Stored data entries:
-.-.-
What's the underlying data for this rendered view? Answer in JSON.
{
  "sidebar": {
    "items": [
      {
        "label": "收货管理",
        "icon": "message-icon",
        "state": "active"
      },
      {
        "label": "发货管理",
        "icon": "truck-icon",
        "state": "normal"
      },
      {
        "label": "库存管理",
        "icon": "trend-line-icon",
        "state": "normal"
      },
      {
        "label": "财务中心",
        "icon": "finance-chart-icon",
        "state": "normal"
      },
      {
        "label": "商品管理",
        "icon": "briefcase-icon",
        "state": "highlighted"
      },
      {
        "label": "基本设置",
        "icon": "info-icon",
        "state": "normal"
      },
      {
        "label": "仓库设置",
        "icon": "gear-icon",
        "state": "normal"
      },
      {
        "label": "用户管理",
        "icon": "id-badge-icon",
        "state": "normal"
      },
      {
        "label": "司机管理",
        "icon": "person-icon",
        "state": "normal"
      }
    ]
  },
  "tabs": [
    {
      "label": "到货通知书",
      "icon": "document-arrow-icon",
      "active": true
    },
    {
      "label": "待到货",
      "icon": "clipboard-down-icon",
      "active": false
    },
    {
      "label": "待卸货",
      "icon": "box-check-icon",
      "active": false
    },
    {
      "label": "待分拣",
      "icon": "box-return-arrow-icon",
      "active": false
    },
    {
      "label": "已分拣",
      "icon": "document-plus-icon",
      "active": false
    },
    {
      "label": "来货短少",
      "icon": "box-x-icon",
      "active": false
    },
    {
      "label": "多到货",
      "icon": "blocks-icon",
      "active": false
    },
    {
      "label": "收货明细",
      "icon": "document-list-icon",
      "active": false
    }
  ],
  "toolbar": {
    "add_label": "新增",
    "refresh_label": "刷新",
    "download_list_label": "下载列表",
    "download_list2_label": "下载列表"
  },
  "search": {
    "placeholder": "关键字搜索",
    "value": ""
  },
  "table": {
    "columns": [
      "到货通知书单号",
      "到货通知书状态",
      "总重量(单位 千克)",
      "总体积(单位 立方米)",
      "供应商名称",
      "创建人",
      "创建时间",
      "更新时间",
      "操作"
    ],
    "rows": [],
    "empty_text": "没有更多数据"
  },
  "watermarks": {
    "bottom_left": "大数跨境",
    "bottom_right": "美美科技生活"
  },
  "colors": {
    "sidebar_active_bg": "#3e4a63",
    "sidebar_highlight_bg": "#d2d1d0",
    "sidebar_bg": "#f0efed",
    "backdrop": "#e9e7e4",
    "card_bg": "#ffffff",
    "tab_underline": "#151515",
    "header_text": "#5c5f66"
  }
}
-.-.-
Above are the records. Copy every line in them holding "下载列表".

    "download_list_label": "下载列表",
    "download_list2_label": "下载列表"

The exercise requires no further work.